» Written task
A faithful transcription of all the data is required.

━━━ Data to process ━━━

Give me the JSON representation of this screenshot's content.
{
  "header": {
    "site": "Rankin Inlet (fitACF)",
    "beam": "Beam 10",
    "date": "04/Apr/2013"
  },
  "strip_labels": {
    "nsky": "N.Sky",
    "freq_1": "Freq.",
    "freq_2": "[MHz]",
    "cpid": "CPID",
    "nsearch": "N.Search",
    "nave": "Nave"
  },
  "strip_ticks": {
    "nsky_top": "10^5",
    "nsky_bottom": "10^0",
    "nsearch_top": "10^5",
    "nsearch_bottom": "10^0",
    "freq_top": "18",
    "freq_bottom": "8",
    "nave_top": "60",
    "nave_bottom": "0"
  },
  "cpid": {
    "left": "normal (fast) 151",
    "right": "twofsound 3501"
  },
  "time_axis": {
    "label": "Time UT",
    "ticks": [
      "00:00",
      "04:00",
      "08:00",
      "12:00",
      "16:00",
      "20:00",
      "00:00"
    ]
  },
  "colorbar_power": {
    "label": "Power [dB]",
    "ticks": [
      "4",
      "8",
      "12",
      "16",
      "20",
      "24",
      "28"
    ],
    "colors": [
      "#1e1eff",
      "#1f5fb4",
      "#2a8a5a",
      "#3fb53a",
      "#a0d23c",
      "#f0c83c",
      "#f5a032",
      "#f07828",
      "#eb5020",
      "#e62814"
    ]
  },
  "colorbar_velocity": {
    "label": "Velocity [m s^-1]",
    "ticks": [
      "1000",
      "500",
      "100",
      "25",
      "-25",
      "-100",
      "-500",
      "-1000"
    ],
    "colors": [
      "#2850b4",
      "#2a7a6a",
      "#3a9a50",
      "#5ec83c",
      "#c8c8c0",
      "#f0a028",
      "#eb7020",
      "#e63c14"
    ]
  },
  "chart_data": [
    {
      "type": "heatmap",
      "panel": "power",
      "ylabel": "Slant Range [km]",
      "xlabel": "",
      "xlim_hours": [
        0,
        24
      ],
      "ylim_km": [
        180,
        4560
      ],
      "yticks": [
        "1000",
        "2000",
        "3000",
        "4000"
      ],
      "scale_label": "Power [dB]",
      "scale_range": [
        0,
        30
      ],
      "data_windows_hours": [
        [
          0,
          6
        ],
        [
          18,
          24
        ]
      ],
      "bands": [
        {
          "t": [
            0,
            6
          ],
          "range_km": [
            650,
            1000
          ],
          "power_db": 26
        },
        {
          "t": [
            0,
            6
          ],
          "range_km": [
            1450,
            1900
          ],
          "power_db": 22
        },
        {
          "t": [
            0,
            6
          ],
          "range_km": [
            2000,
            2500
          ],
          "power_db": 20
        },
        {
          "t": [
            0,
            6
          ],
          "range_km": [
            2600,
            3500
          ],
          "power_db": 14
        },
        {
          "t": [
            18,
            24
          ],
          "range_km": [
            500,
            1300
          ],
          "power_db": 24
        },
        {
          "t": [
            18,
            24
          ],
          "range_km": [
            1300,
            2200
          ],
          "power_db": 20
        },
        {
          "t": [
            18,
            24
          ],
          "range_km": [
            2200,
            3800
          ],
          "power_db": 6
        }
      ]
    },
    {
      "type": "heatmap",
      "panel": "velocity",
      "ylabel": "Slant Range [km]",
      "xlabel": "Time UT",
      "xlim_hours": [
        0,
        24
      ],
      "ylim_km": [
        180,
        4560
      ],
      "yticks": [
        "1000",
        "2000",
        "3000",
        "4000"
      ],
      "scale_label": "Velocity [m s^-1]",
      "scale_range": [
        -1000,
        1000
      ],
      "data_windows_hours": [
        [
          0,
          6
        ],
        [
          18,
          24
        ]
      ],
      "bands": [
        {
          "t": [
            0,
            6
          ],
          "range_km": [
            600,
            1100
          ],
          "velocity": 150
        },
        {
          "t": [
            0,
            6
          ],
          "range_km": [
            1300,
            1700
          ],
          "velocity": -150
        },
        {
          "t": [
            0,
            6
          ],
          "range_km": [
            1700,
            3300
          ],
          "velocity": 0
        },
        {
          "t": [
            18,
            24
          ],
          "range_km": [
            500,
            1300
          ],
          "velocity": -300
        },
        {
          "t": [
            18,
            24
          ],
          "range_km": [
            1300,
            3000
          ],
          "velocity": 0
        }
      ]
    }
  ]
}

━━━

» Output below
Give me the JSON representation of this screenshot's content.
{
  "header": {
    "site": "Rankin Inlet (fitACF)",
    "beam": "Beam 10",
    "date": "04/Apr/2013"
  },
  "strip_labels": {
    "nsky": "N.Sky",
    "freq_1": "Freq.",
    "freq_2": "[MHz]",
    "cpid": "CPID",
    "nsearch": "N.Search",
    "nave": "Nave"
  },
  "strip_ticks": {
    "nsky_top": "10^5",
    "nsky_bottom": "10^0",
    "nsearch_top": "10^5",
    "nsearch_bottom": "10^0",
    "freq_top": "18",
    "freq_bottom": "8",
    "nave_top": "60",
    "nave_bottom": "0"
  },
  "cpid": {
    "left": "normal (fast) 151",
    "right": "twofsound 3501"
  },
  "time_axis": {
    "label": "Time UT",
    "ticks": [
      "00:00",
      "04:00",
      "08:00",
      "12:00",
      "16:00",
      "20:00",
      "00:00"
    ]
  },
  "colorbar_power": {
    "label": "Power [dB]",
    "ticks": [
      "4",
      "8",
      "12",
      "16",
      "20",
      "24",
      "28"
    ],
    "colors": [
      "#1e1eff",
      "#1f5fb4",
      "#2a8a5a",
      "#3fb53a",
      "#a0d23c",
      "#f0c83c",
      "#f5a032",
      "#f07828",
      "#eb5020",
      "#e62814"
    ]
  },
  "colorbar_velocity": {
    "label": "Velocity [m s^-1]",
    "ticks": [
      "1000",
      "500",
      "100",
      "25",
      "-25",
      "-100",
      "-500",
      "-1000"
    ],
    "colors": [
      "#2850b4",
      "#2a7a6a",
      "#3a9a50",
      "#5ec83c",
      "#c8c8c0",
      "#f0a028",
      "#eb7020",
      "#e63c14"
    ]
  },
  "chart_data": [
    {
      "type": "heatmap",
      "panel": "power",
      "ylabel": "Slant Range [km]",
      "xlabel": "",
      "xlim_hours": [
        0,
        24
      ],
      "ylim_km": [
        180,
        4560
      ],
      "yticks": [
        "1000",
        "2000",
        "3000",
        "4000"
      ],
      "scale_label": "Power [dB]",
      "scale_range": [
        0,
        30
      ],
      "data_windows_hours": [
        [
          0,
          6
        ],
        [
          18,
          24
        ]
      ],
      "bands": [
        {
          "t": [
            0,
            6
          ],
          "range_km": [
            650,
            1000
          ],
          "power_db": 26
        },
        {
          "t": [
            0,
            6
          ],
          "range_km": [
            1450,
            1900
          ],
          "power_db": 22
        },
        {
          "t": [
            0,
            6
          ],
          "range_km": [
            2000,
            2500
          ],
          "power_db": 20
        },
        {
          "t": [
            0,
            6
          ],
          "range_km": [
            2600,
            3500
          ],
          "power_db": 14
        },
        {
          "t": [
            18,
            24
          ],
          "range_km": [
            500,
            1300
          ],
          "power_db": 24
        },
        {
          "t": [
            18,
            24
          ],
          "range_km": [
            1300,
            2200
          ],
          "power_db": 20
        },
        {
          "t": [
            18,
            24
          ],
          "range_km": [
            2200,
            3800
          ],
          "power_db": 6
        }
      ]
    },
    {
      "type": "heatmap",
      "panel": "velocity",
      "ylabel": "Slant Range [km]",
      "xlabel": "Time UT",
      "xlim_hours": [
        0,
        24
      ],
      "ylim_km": [
        180,
        4560
      ],
      "yticks": [
        "1000",
        "2000",
        "3000",
        "4000"
      ],
      "scale_label": "Velocity [m s^-1]",
      "scale_range": [
        -1000,
        1000
      ],
      "data_windows_hours": [
        [
          0,
          6
        ],
        [
          18,
          24
        ]
      ],
      "bands": [
        {
          "t": [
            0,
            6
          ],
          "range_km": [
            600,
            1100
          ],
          "velocity": 150
        },
        {
          "t": [
            0,
            6
          ],
          "range_km": [
            1300,
            1700
          ],
          "velocity": -150
        },
        {
          "t": [
            0,
            6
          ],
          "range_km": [
            1700,
            3300
          ],
          "velocity": 0
        },
        {
          "t": [
            18,
            24
          ],
          "range_km": [
            500,
            1300
          ],
          "velocity": -300
        },
        {
          "t": [
            18,
            24
          ],
          "range_km": [
            1300,
            3000
          ],
          "velocity": 0
        }
      ]
    }
  ]
}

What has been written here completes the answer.